> _TASK DETAILS_: Copy the data below exactly, omitting any picture it contains.

+++ DATA SECTION

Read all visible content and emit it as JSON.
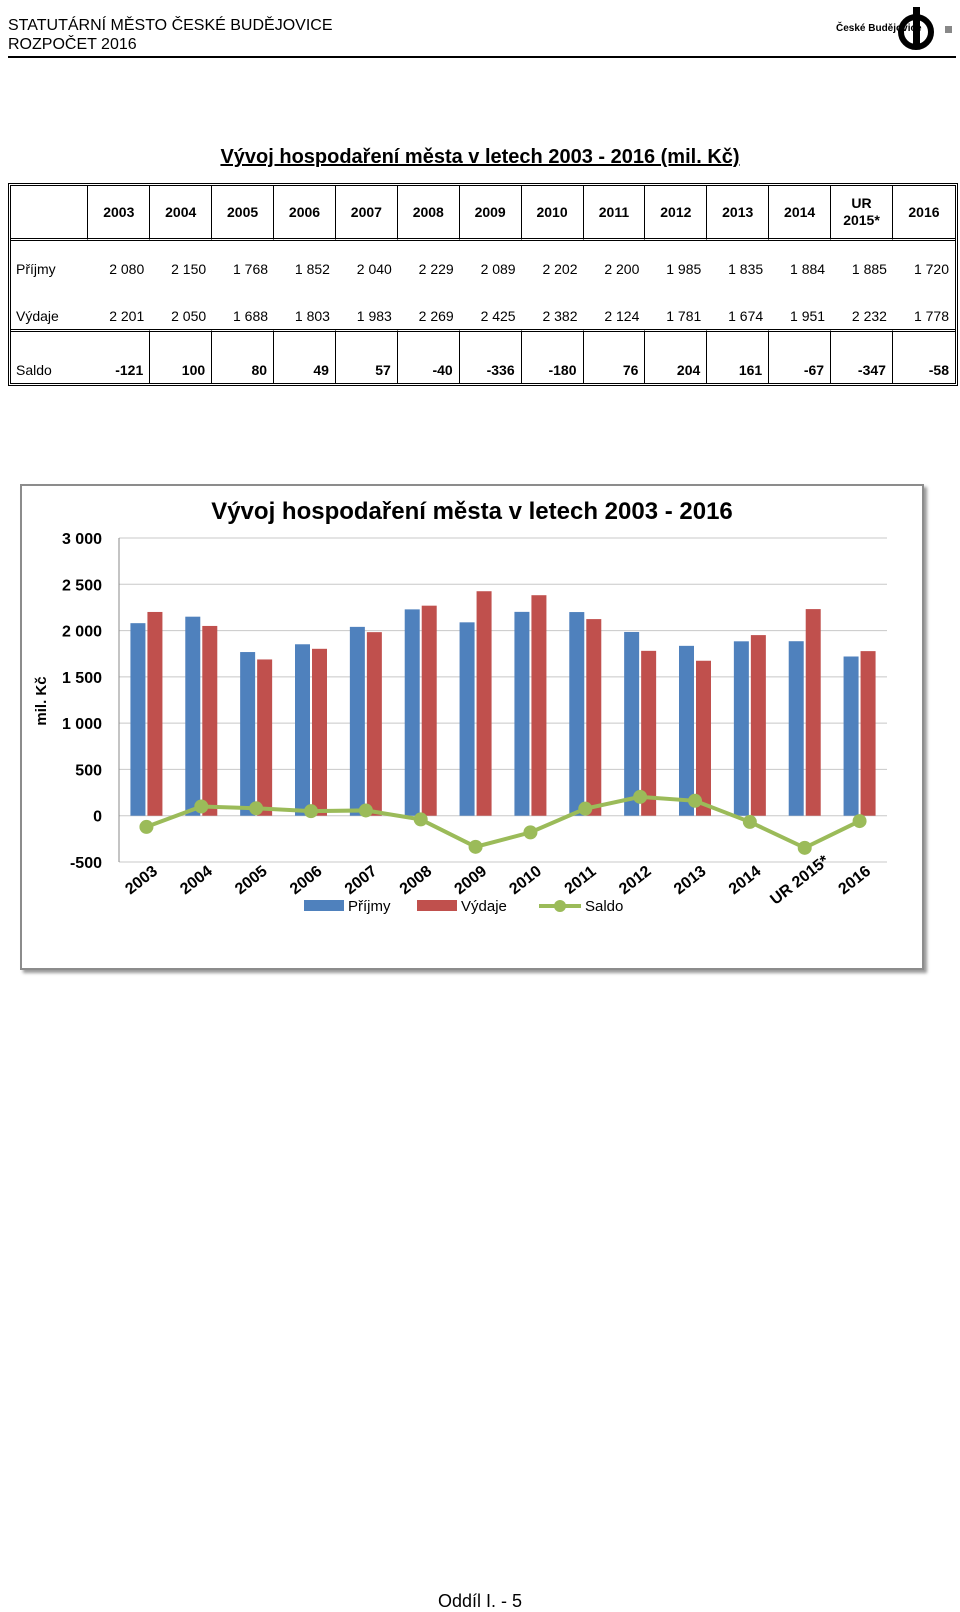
{
  "header": {
    "line1": "STATUTÁRNÍ MĚSTO ČESKÉ BUDĚJOVICE",
    "line2": "ROZPOČET 2016",
    "logo_text": "České Budějovice"
  },
  "title": "Vývoj hospodaření města v letech 2003 - 2016 (mil. Kč)",
  "table": {
    "years": [
      "2003",
      "2004",
      "2005",
      "2006",
      "2007",
      "2008",
      "2009",
      "2010",
      "2011",
      "2012",
      "2013",
      "2014",
      "UR 2015*",
      "2016"
    ],
    "year_ur_line1": "UR",
    "year_ur_line2": "2015*",
    "rows": [
      {
        "label": "Příjmy",
        "values": [
          "2 080",
          "2 150",
          "1 768",
          "1 852",
          "2 040",
          "2 229",
          "2 089",
          "2 202",
          "2 200",
          "1 985",
          "1 835",
          "1 884",
          "1 885",
          "1 720"
        ]
      },
      {
        "label": "Výdaje",
        "values": [
          "2 201",
          "2 050",
          "1 688",
          "1 803",
          "1 983",
          "2 269",
          "2 425",
          "2 382",
          "2 124",
          "1 781",
          "1 674",
          "1 951",
          "2 232",
          "1 778"
        ]
      },
      {
        "label": "Saldo",
        "values": [
          "-121",
          "100",
          "80",
          "49",
          "57",
          "-40",
          "-336",
          "-180",
          "76",
          "204",
          "161",
          "-67",
          "-347",
          "-58"
        ]
      }
    ]
  },
  "chart_data": {
    "type": "bar",
    "title": "Vývoj hospodaření města v letech 2003 - 2016",
    "ylabel": "mil. Kč",
    "xlabel": "",
    "categories": [
      "2003",
      "2004",
      "2005",
      "2006",
      "2007",
      "2008",
      "2009",
      "2010",
      "2011",
      "2012",
      "2013",
      "2014",
      "UR 2015*",
      "2016"
    ],
    "ylim": [
      -500,
      3000
    ],
    "yticks": [
      -500,
      0,
      500,
      1000,
      1500,
      2000,
      2500,
      3000
    ],
    "ytick_labels": [
      "-500",
      "0",
      "500",
      "1 000",
      "1 500",
      "2 000",
      "2 500",
      "3 000"
    ],
    "grid": true,
    "legend": "bottom",
    "series": [
      {
        "name": "Příjmy",
        "kind": "bar",
        "color": "#4f81bd",
        "values": [
          2080,
          2150,
          1768,
          1852,
          2040,
          2229,
          2089,
          2202,
          2200,
          1985,
          1835,
          1884,
          1885,
          1720
        ]
      },
      {
        "name": "Výdaje",
        "kind": "bar",
        "color": "#c0504d",
        "values": [
          2201,
          2050,
          1688,
          1803,
          1983,
          2269,
          2425,
          2382,
          2124,
          1781,
          1674,
          1951,
          2232,
          1778
        ]
      },
      {
        "name": "Saldo",
        "kind": "line",
        "color": "#9bbb59",
        "values": [
          -121,
          100,
          80,
          49,
          57,
          -40,
          -336,
          -180,
          76,
          204,
          161,
          -67,
          -347,
          -58
        ]
      }
    ]
  },
  "footer": "Oddíl I. - 5"
}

++++++

> _TASK SOLUTION_:
Read all visible content and emit it as JSON.
{
  "header": {
    "line1": "STATUTÁRNÍ MĚSTO ČESKÉ BUDĚJOVICE",
    "line2": "ROZPOČET 2016",
    "logo_text": "České Budějovice"
  },
  "title": "Vývoj hospodaření města v letech 2003 - 2016 (mil. Kč)",
  "table": {
    "years": [
      "2003",
      "2004",
      "2005",
      "2006",
      "2007",
      "2008",
      "2009",
      "2010",
      "2011",
      "2012",
      "2013",
      "2014",
      "UR 2015*",
      "2016"
    ],
    "year_ur_line1": "UR",
    "year_ur_line2": "2015*",
    "rows": [
      {
        "label": "Příjmy",
        "values": [
          "2 080",
          "2 150",
          "1 768",
          "1 852",
          "2 040",
          "2 229",
          "2 089",
          "2 202",
          "2 200",
          "1 985",
          "1 835",
          "1 884",
          "1 885",
          "1 720"
        ]
      },
      {
        "label": "Výdaje",
        "values": [
          "2 201",
          "2 050",
          "1 688",
          "1 803",
          "1 983",
          "2 269",
          "2 425",
          "2 382",
          "2 124",
          "1 781",
          "1 674",
          "1 951",
          "2 232",
          "1 778"
        ]
      },
      {
        "label": "Saldo",
        "values": [
          "-121",
          "100",
          "80",
          "49",
          "57",
          "-40",
          "-336",
          "-180",
          "76",
          "204",
          "161",
          "-67",
          "-347",
          "-58"
        ]
      }
    ]
  },
  "chart_data": {
    "type": "bar",
    "title": "Vývoj hospodaření města v letech 2003 - 2016",
    "ylabel": "mil. Kč",
    "xlabel": "",
    "categories": [
      "2003",
      "2004",
      "2005",
      "2006",
      "2007",
      "2008",
      "2009",
      "2010",
      "2011",
      "2012",
      "2013",
      "2014",
      "UR 2015*",
      "2016"
    ],
    "ylim": [
      -500,
      3000
    ],
    "yticks": [
      -500,
      0,
      500,
      1000,
      1500,
      2000,
      2500,
      3000
    ],
    "ytick_labels": [
      "-500",
      "0",
      "500",
      "1 000",
      "1 500",
      "2 000",
      "2 500",
      "3 000"
    ],
    "grid": true,
    "legend": "bottom",
    "series": [
      {
        "name": "Příjmy",
        "kind": "bar",
        "color": "#4f81bd",
        "values": [
          2080,
          2150,
          1768,
          1852,
          2040,
          2229,
          2089,
          2202,
          2200,
          1985,
          1835,
          1884,
          1885,
          1720
        ]
      },
      {
        "name": "Výdaje",
        "kind": "bar",
        "color": "#c0504d",
        "values": [
          2201,
          2050,
          1688,
          1803,
          1983,
          2269,
          2425,
          2382,
          2124,
          1781,
          1674,
          1951,
          2232,
          1778
        ]
      },
      {
        "name": "Saldo",
        "kind": "line",
        "color": "#9bbb59",
        "values": [
          -121,
          100,
          80,
          49,
          57,
          -40,
          -336,
          -180,
          76,
          204,
          161,
          -67,
          -347,
          -58
        ]
      }
    ]
  },
  "footer": "Oddíl I. - 5"
}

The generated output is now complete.